(The problem) Output each entry that follows exactly. Images stay out.

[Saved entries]
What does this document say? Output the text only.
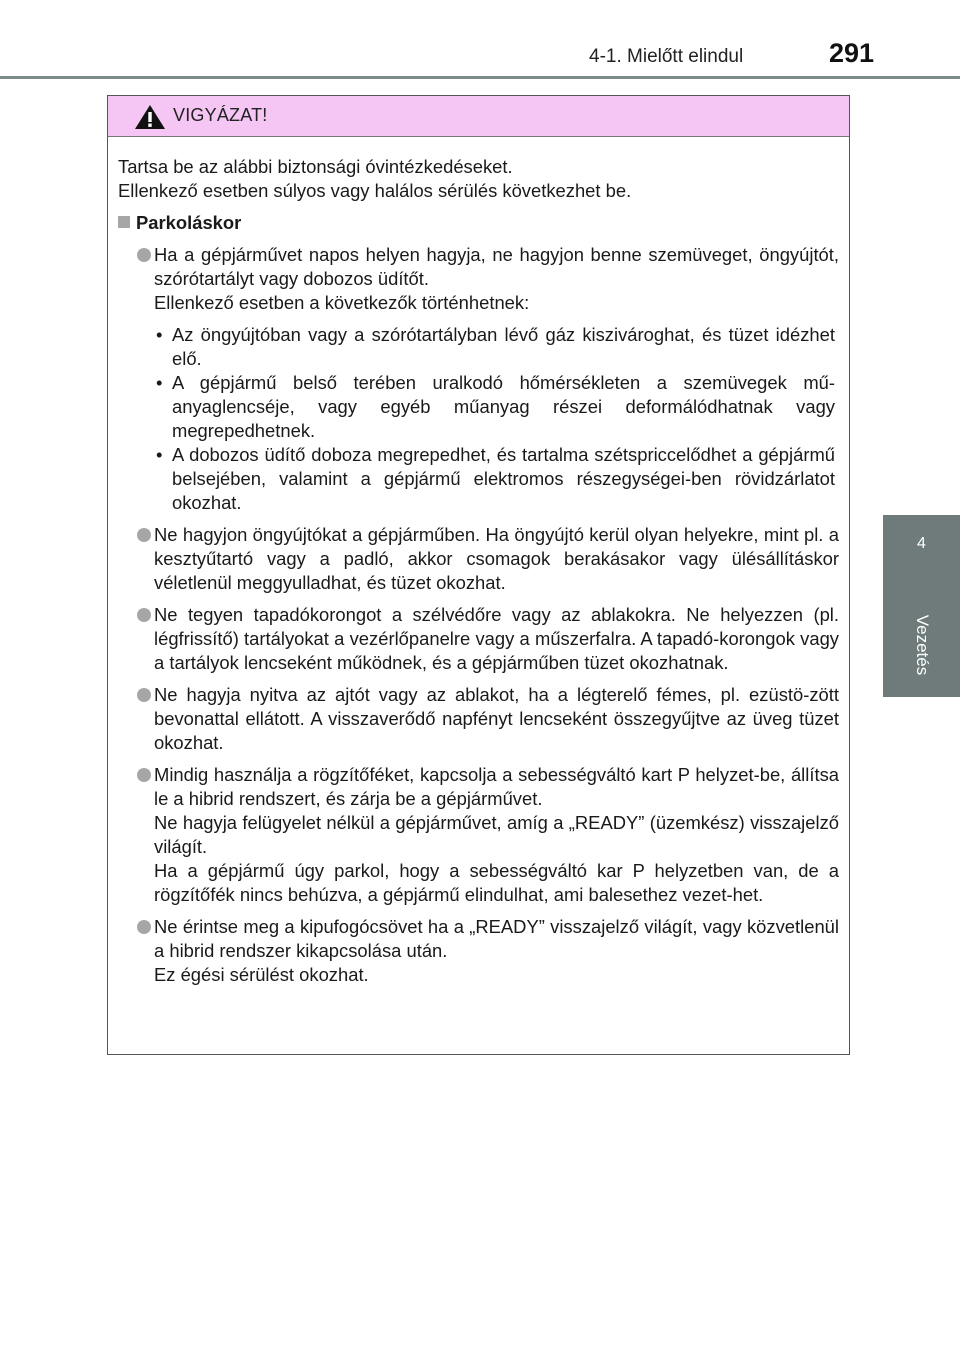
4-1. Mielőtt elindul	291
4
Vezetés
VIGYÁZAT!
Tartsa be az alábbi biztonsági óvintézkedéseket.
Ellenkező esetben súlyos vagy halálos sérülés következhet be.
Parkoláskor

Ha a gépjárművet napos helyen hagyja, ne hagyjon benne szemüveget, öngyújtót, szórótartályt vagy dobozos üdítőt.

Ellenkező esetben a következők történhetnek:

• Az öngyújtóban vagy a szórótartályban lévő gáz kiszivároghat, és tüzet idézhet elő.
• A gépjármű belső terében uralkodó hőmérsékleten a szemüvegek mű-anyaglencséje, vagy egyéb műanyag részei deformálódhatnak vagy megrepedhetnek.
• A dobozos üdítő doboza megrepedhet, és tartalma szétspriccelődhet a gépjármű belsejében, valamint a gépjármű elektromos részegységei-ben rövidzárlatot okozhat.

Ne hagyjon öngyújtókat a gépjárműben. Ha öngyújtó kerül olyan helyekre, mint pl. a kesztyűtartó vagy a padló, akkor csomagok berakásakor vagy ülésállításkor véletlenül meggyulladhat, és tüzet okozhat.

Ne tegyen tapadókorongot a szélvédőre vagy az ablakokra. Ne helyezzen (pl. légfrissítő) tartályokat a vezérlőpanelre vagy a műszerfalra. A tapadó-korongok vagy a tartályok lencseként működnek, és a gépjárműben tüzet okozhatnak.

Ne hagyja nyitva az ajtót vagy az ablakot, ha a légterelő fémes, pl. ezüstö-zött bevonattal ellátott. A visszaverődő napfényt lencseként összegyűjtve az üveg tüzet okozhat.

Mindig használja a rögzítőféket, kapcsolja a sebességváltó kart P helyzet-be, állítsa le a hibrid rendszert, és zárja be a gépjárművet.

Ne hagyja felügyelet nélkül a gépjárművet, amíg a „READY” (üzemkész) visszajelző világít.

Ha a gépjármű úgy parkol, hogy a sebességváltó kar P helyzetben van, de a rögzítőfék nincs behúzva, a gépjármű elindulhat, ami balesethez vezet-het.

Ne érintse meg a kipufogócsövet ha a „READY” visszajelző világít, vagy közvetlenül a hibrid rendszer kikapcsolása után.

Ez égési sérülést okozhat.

(Answer for the task)
What does this document say? Output the text only.
4-1. Mielőtt elindul	291
4
Vezetés
VIGYÁZAT!
Tartsa be az alábbi biztonsági óvintézkedéseket.
Ellenkező esetben súlyos vagy halálos sérülés következhet be.
Parkoláskor

Ha a gépjárművet napos helyen hagyja, ne hagyjon benne szemüveget, öngyújtót, szórótartályt vagy dobozos üdítőt.

Ellenkező esetben a következők történhetnek:

• Az öngyújtóban vagy a szórótartályban lévő gáz kiszivároghat, és tüzet idézhet elő.
• A gépjármű belső terében uralkodó hőmérsékleten a szemüvegek mű-anyaglencséje, vagy egyéb műanyag részei deformálódhatnak vagy megrepedhetnek.
• A dobozos üdítő doboza megrepedhet, és tartalma szétspriccelődhet a gépjármű belsejében, valamint a gépjármű elektromos részegységei-ben rövidzárlatot okozhat.

Ne hagyjon öngyújtókat a gépjárműben. Ha öngyújtó kerül olyan helyekre, mint pl. a kesztyűtartó vagy a padló, akkor csomagok berakásakor vagy ülésállításkor véletlenül meggyulladhat, és tüzet okozhat.

Ne tegyen tapadókorongot a szélvédőre vagy az ablakokra. Ne helyezzen (pl. légfrissítő) tartályokat a vezérlőpanelre vagy a műszerfalra. A tapadó-korongok vagy a tartályok lencseként működnek, és a gépjárműben tüzet okozhatnak.

Ne hagyja nyitva az ajtót vagy az ablakot, ha a légterelő fémes, pl. ezüstö-zött bevonattal ellátott. A visszaverődő napfényt lencseként összegyűjtve az üveg tüzet okozhat.

Mindig használja a rögzítőféket, kapcsolja a sebességváltó kart P helyzet-be, állítsa le a hibrid rendszert, és zárja be a gépjárművet.

Ne hagyja felügyelet nélkül a gépjárművet, amíg a „READY” (üzemkész) visszajelző világít.

Ha a gépjármű úgy parkol, hogy a sebességváltó kar P helyzetben van, de a rögzítőfék nincs behúzva, a gépjármű elindulhat, ami balesethez vezet-het.

Ne érintse meg a kipufogócsövet ha a „READY” visszajelző világít, vagy közvetlenül a hibrid rendszer kikapcsolása után.

Ez égési sérülést okozhat.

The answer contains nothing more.